Jacob estaba en Siquem, bajo la conmoción suscitada por la acción violenta de sus hijos contra los moradores de este lugar. A vista humana ¿qué sería de él? Los cananeos no dejarían de vengarse, y, como él dijo: “Teniendo yo pocos hombres, se juntarán contra mí y me atacarán, y seré destruido yo y mi casa” (34:30). Es lo que hubiese sucedido si Dios lo hubiera dejado bajo las consecuencias de su estancia en Siquem y de la conducta de sus hijos. Pero Dios le había dicho: “Yo soy el Dios de Bet-el, donde tú ungiste la piedra, y donde me hiciste un voto. Levántate ahora y sal de esta tierra, y vuélvete a la tierra de tu nacimiento” (31:13). Esta mención del “Dios de Bet-el”, recordándole el voto que había hecho cuando dejaba la casa paterna, debió darle la seguridad de que los cananeos no podrían destruirlo, ni a él, ni a su casa, porque Dios le había dicho: “He aquí, yo estoy contigo, y te guardaré por dondequiera que fueres, y volveré a traerte a esta tierra; porque no te dejaré hasta que haya hecho lo que te he dicho” (28:15). Si Jacob no se acordaba de esas promesas, Dios sí, y cumpliría lo que había dicho. Es lo mismo para nosotros los cristianos; si Dios nos dejara bajo las consecuencias de nuestra infidelidad y paradas en este mundo donde perdemos el carácter de extranjeros durante nuestro camino al cielo, nunca alcanzaríamos la meta. Es lo que nos enseñan Hebreos 3 y 4: “Temamos, pues, no sea que permaneciendo aún la promesa de entrar en su reposo, alguno de vosotros parezca no haberlo alcanzado” (4:1). Jacob no parecía haber alcanzado la meta a la cual Dios lo llevaba cuando edificó casa e hizo cabañas en Sucot, y compró un campo en Siquem (Génesis 33:17-19). Toda demora en el camino de la fe es peligrosa y dañina. Por eso somos exhortados a correr “con paciencia la carrera que tenemos por delante, puestos los ojos en Jesús, el autor y consumador de la fe” (Hebreos 12:1-2).
Pareciera que Jacob no tenía prisa en ir a Bet-el, el lugar del encuentro con Dios. Esta presencia lo había atemorizado (Génesis 28:17). La había perdido de vista todo el tiempo de su estadía en Harán. No se daba cuenta de que solo en esta presencia es posible ser dichoso y es allí donde Dios quiere llevarlo.

______________________________

Tarea a realizar: Traduce al inglés esta oración del texto sobre Jacob: «Toda demora en el camino de la fe es peligrosa y dañina.»

______________________________

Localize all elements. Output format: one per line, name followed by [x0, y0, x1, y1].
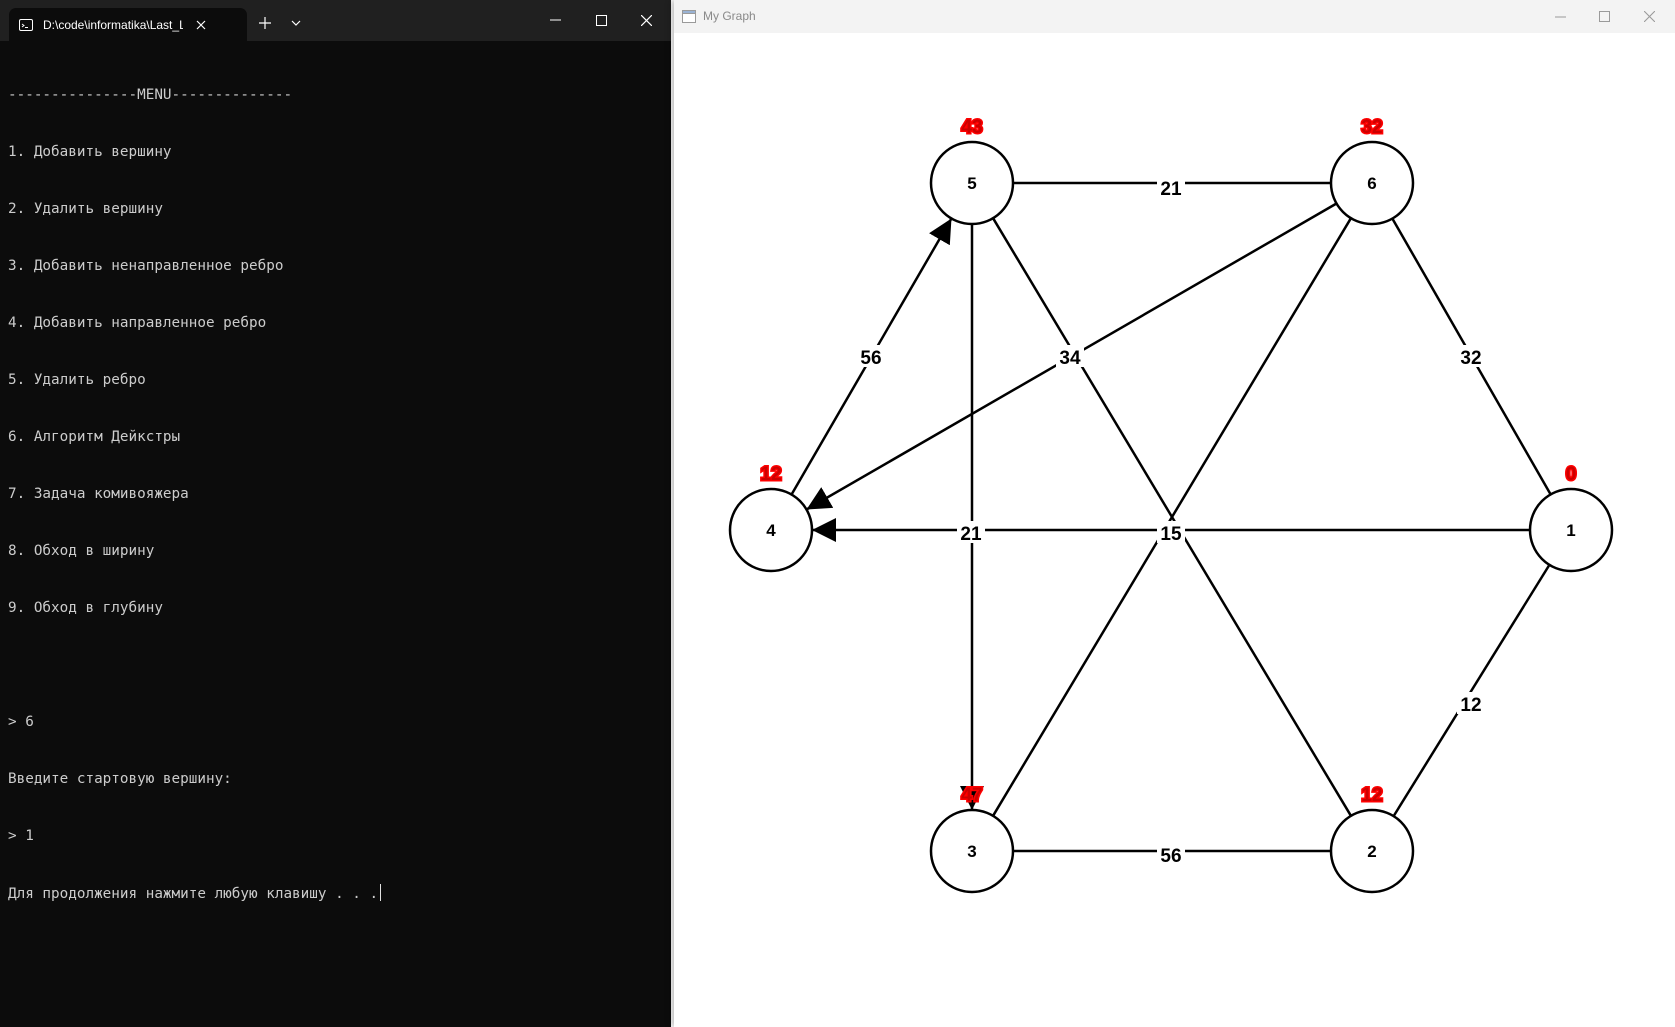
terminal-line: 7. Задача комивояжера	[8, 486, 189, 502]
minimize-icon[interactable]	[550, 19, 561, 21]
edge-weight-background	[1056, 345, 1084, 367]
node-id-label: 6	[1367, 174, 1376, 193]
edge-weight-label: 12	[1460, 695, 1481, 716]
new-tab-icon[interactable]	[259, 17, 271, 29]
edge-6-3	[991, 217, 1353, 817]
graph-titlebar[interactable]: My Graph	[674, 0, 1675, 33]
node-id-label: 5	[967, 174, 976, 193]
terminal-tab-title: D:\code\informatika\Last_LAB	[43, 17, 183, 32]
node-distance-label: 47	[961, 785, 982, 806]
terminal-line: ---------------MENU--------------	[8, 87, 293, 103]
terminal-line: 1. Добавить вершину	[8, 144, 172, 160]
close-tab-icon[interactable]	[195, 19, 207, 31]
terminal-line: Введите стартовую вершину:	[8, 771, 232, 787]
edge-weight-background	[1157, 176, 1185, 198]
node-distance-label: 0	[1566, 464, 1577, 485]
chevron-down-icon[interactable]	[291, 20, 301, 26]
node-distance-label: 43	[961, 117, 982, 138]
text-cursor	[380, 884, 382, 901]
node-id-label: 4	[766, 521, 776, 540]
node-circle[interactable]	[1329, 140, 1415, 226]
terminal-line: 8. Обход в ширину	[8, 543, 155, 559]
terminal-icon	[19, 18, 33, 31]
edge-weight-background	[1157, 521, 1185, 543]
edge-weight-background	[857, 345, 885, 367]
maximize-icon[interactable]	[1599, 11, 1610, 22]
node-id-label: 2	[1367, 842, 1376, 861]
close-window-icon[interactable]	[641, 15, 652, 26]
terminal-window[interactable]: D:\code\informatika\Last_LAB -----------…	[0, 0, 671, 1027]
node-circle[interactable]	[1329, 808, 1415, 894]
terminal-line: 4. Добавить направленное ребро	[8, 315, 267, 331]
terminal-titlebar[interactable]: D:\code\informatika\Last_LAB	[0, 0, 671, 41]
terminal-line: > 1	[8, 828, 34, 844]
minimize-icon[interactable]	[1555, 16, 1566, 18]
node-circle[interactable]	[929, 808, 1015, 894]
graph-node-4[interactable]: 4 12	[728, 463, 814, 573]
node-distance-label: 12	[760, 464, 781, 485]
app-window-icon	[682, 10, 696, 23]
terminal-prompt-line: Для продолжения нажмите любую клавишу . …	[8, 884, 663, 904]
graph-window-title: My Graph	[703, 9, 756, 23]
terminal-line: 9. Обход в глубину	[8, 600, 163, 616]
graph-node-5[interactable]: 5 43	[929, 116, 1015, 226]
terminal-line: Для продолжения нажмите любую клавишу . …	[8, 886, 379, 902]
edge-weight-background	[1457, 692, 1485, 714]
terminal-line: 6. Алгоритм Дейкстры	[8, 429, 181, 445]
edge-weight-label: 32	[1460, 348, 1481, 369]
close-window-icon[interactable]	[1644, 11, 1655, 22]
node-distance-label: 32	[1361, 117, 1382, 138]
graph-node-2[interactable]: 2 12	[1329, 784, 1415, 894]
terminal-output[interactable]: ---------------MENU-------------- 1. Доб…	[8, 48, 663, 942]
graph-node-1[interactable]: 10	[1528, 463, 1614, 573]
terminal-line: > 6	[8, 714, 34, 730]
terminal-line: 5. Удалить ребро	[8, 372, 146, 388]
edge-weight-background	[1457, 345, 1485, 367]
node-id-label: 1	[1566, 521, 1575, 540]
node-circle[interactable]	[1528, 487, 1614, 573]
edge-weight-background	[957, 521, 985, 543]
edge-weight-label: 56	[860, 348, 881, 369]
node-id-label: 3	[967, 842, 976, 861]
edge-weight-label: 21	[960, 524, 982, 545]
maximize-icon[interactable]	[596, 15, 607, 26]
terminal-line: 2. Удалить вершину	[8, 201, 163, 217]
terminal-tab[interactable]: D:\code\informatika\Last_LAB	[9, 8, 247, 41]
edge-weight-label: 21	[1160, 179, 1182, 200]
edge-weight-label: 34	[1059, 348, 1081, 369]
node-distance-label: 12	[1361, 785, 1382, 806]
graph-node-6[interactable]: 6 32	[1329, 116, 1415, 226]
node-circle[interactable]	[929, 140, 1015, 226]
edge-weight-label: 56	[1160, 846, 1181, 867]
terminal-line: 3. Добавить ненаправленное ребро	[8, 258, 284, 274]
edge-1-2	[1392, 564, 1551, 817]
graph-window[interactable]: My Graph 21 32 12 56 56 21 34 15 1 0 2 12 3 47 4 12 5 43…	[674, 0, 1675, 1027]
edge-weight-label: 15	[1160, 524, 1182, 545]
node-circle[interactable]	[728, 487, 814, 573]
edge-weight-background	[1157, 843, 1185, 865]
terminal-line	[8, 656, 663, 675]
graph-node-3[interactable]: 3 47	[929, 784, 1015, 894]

______________________________

Resultado de la tarea: Any delay on the path of faith is dangerous and harmful.